→ INSTRUCTIONS FOR THE TASK:
Give an exact transcription of every line, dropping the images.

# START OF DATA

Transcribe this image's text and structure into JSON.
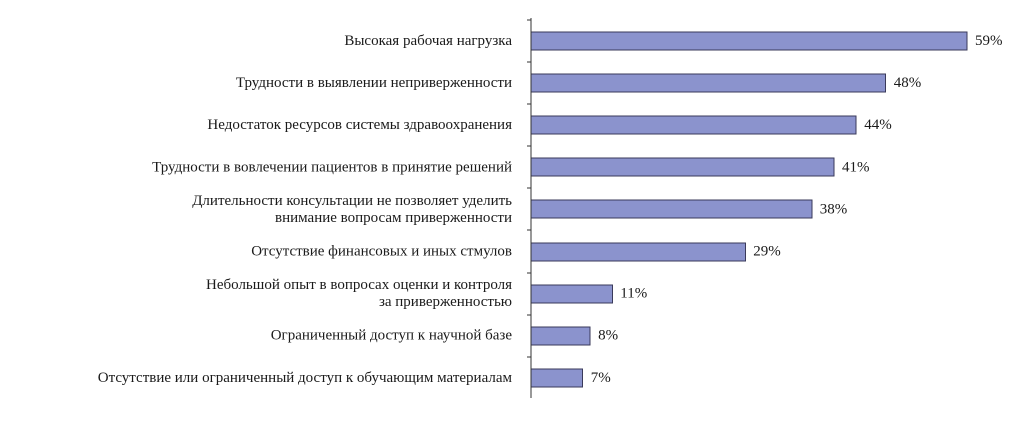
{
  "chart_data": {
    "type": "bar",
    "orientation": "horizontal",
    "categories": [
      [
        "Высокая рабочая нагрузка"
      ],
      [
        "Трудности в выявлении неприверженности"
      ],
      [
        "Недостаток ресурсов системы здравоохранения"
      ],
      [
        "Трудности в вовлечении пациентов в принятие решений"
      ],
      [
        "Длительности консультации не позволяет уделить",
        "внимание вопросам приверженности"
      ],
      [
        "Отсутствие финансовых и иных стмулов"
      ],
      [
        "Небольшой опыт в вопросах оценки и контроля",
        "за приверженностью"
      ],
      [
        "Ограниченный доступ к научной базе"
      ],
      [
        "Отсутствие или ограниченный доступ к обучающим материалам"
      ]
    ],
    "values": [
      59,
      48,
      44,
      41,
      38,
      29,
      11,
      8,
      7
    ],
    "value_labels": [
      "59%",
      "48%",
      "44%",
      "41%",
      "38%",
      "29%",
      "11%",
      "8%",
      "7%"
    ],
    "xlim": [
      0,
      100
    ],
    "bar_color": "#8b93cd",
    "bar_edge_color": "#3a3a5a",
    "grid": false,
    "legend": "none"
  }
}
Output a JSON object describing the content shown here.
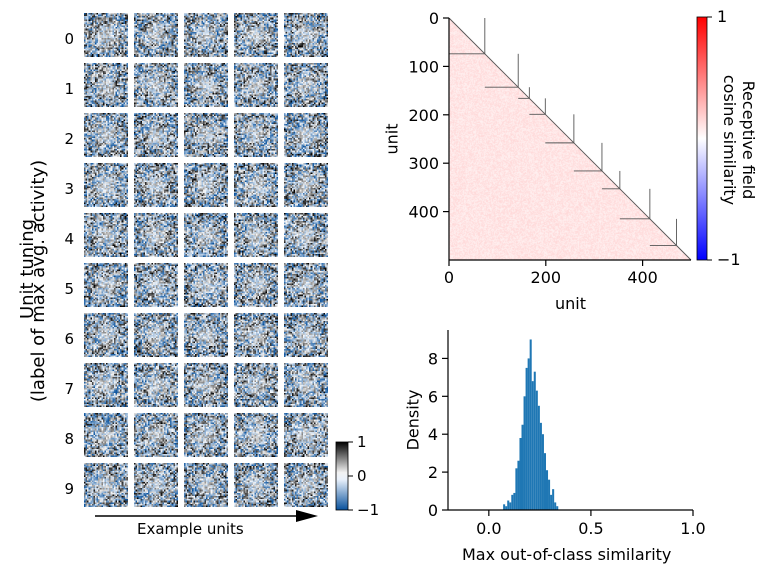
{
  "panel_tiles": {
    "ylabel_line1": "Unit tuning",
    "ylabel_line2": "(label of max avg. activity)",
    "row_labels": [
      "0",
      "1",
      "2",
      "3",
      "4",
      "5",
      "6",
      "7",
      "8",
      "9"
    ],
    "columns_per_row": 5,
    "xlabel": "Example units",
    "colorbar": {
      "ticks": [
        "1",
        "0",
        "−1"
      ],
      "range": [
        -1,
        1
      ]
    }
  },
  "chart_data": [
    {
      "type": "heatmap",
      "title": "",
      "xlabel": "unit",
      "ylabel": "unit",
      "xlim": [
        0,
        500
      ],
      "ylim": [
        500,
        0
      ],
      "xticks": [
        "0",
        "200",
        "400"
      ],
      "yticks": [
        "0",
        "100",
        "200",
        "300",
        "400"
      ],
      "class_block_boundaries": [
        0,
        74,
        143,
        166,
        199,
        258,
        316,
        353,
        415,
        470,
        500
      ],
      "upper_triangle_masked": true,
      "colorbar": {
        "label_line1": "Receptive field",
        "label_line2": "cosine similarity",
        "range": [
          -1,
          1
        ],
        "ticks": [
          "1",
          "−1"
        ],
        "colormap": [
          "#0000ff",
          "#ffffff",
          "#ff0000"
        ]
      }
    },
    {
      "type": "bar",
      "title": "",
      "xlabel": "Max out-of-class similarity",
      "ylabel": "Density",
      "xlim": [
        -0.2,
        1.0
      ],
      "ylim": [
        0,
        9.5
      ],
      "xticks": [
        "0.0",
        "0.5",
        "1.0"
      ],
      "yticks": [
        "0",
        "2",
        "4",
        "6",
        "8"
      ],
      "color": "#1f77b4",
      "bin_width": 0.01,
      "bins": [
        {
          "x": 0.07,
          "y": 0.3
        },
        {
          "x": 0.08,
          "y": 0.2
        },
        {
          "x": 0.09,
          "y": 0.5
        },
        {
          "x": 0.1,
          "y": 0.4
        },
        {
          "x": 0.11,
          "y": 0.8
        },
        {
          "x": 0.12,
          "y": 0.9
        },
        {
          "x": 0.13,
          "y": 2.2
        },
        {
          "x": 0.14,
          "y": 2.6
        },
        {
          "x": 0.15,
          "y": 3.8
        },
        {
          "x": 0.16,
          "y": 4.5
        },
        {
          "x": 0.17,
          "y": 6.0
        },
        {
          "x": 0.18,
          "y": 7.5
        },
        {
          "x": 0.19,
          "y": 8.0
        },
        {
          "x": 0.2,
          "y": 9.0
        },
        {
          "x": 0.21,
          "y": 6.8
        },
        {
          "x": 0.22,
          "y": 7.3
        },
        {
          "x": 0.23,
          "y": 6.3
        },
        {
          "x": 0.24,
          "y": 5.5
        },
        {
          "x": 0.25,
          "y": 4.6
        },
        {
          "x": 0.26,
          "y": 4.0
        },
        {
          "x": 0.27,
          "y": 3.0
        },
        {
          "x": 0.28,
          "y": 2.1
        },
        {
          "x": 0.29,
          "y": 1.6
        },
        {
          "x": 0.3,
          "y": 0.8
        },
        {
          "x": 0.31,
          "y": 1.1
        },
        {
          "x": 0.32,
          "y": 0.4
        },
        {
          "x": 0.33,
          "y": 0.2
        }
      ]
    }
  ]
}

# END OF DATA

→ TASK RESPONSE:
Transcribe this image's text and structure into JSON.
{
  "chart_data": {
    "type": "bar",
    "orientation": "horizontal",
    "categories": [
      [
        "Высокая рабочая нагрузка"
      ],
      [
        "Трудности в выявлении неприверженности"
      ],
      [
        "Недостаток ресурсов системы здравоохранения"
      ],
      [
        "Трудности в вовлечении пациентов в принятие решений"
      ],
      [
        "Длительности консультации не позволяет уделить",
        "внимание вопросам приверженности"
      ],
      [
        "Отсутствие финансовых и иных стмулов"
      ],
      [
        "Небольшой опыт в вопросах оценки и контроля",
        "за приверженностью"
      ],
      [
        "Ограниченный доступ к научной базе"
      ],
      [
        "Отсутствие или ограниченный доступ к обучающим материалам"
      ]
    ],
    "values": [
      59,
      48,
      44,
      41,
      38,
      29,
      11,
      8,
      7
    ],
    "value_labels": [
      "59%",
      "48%",
      "44%",
      "41%",
      "38%",
      "29%",
      "11%",
      "8%",
      "7%"
    ],
    "xlim": [
      0,
      100
    ],
    "bar_color": "#8b93cd",
    "bar_edge_color": "#3a3a5a",
    "grid": false,
    "legend": "none"
  }
}
Output a JSON object describing the content shown here.
{
  "panel_tiles": {
    "ylabel_line1": "Unit tuning",
    "ylabel_line2": "(label of max avg. activity)",
    "row_labels": [
      "0",
      "1",
      "2",
      "3",
      "4",
      "5",
      "6",
      "7",
      "8",
      "9"
    ],
    "columns_per_row": 5,
    "xlabel": "Example units",
    "colorbar": {
      "ticks": [
        "1",
        "0",
        "−1"
      ],
      "range": [
        -1,
        1
      ]
    }
  },
  "chart_data": [
    {
      "type": "heatmap",
      "title": "",
      "xlabel": "unit",
      "ylabel": "unit",
      "xlim": [
        0,
        500
      ],
      "ylim": [
        500,
        0
      ],
      "xticks": [
        "0",
        "200",
        "400"
      ],
      "yticks": [
        "0",
        "100",
        "200",
        "300",
        "400"
      ],
      "class_block_boundaries": [
        0,
        74,
        143,
        166,
        199,
        258,
        316,
        353,
        415,
        470,
        500
      ],
      "upper_triangle_masked": true,
      "colorbar": {
        "label_line1": "Receptive field",
        "label_line2": "cosine similarity",
        "range": [
          -1,
          1
        ],
        "ticks": [
          "1",
          "−1"
        ],
        "colormap": [
          "#0000ff",
          "#ffffff",
          "#ff0000"
        ]
      }
    },
    {
      "type": "bar",
      "title": "",
      "xlabel": "Max out-of-class similarity",
      "ylabel": "Density",
      "xlim": [
        -0.2,
        1.0
      ],
      "ylim": [
        0,
        9.5
      ],
      "xticks": [
        "0.0",
        "0.5",
        "1.0"
      ],
      "yticks": [
        "0",
        "2",
        "4",
        "6",
        "8"
      ],
      "color": "#1f77b4",
      "bin_width": 0.01,
      "bins": [
        {
          "x": 0.07,
          "y": 0.3
        },
        {
          "x": 0.08,
          "y": 0.2
        },
        {
          "x": 0.09,
          "y": 0.5
        },
        {
          "x": 0.1,
          "y": 0.4
        },
        {
          "x": 0.11,
          "y": 0.8
        },
        {
          "x": 0.12,
          "y": 0.9
        },
        {
          "x": 0.13,
          "y": 2.2
        },
        {
          "x": 0.14,
          "y": 2.6
        },
        {
          "x": 0.15,
          "y": 3.8
        },
        {
          "x": 0.16,
          "y": 4.5
        },
        {
          "x": 0.17,
          "y": 6.0
        },
        {
          "x": 0.18,
          "y": 7.5
        },
        {
          "x": 0.19,
          "y": 8.0
        },
        {
          "x": 0.2,
          "y": 9.0
        },
        {
          "x": 0.21,
          "y": 6.8
        },
        {
          "x": 0.22,
          "y": 7.3
        },
        {
          "x": 0.23,
          "y": 6.3
        },
        {
          "x": 0.24,
          "y": 5.5
        },
        {
          "x": 0.25,
          "y": 4.6
        },
        {
          "x": 0.26,
          "y": 4.0
        },
        {
          "x": 0.27,
          "y": 3.0
        },
        {
          "x": 0.28,
          "y": 2.1
        },
        {
          "x": 0.29,
          "y": 1.6
        },
        {
          "x": 0.3,
          "y": 0.8
        },
        {
          "x": 0.31,
          "y": 1.1
        },
        {
          "x": 0.32,
          "y": 0.4
        },
        {
          "x": 0.33,
          "y": 0.2
        }
      ]
    }
  ]
}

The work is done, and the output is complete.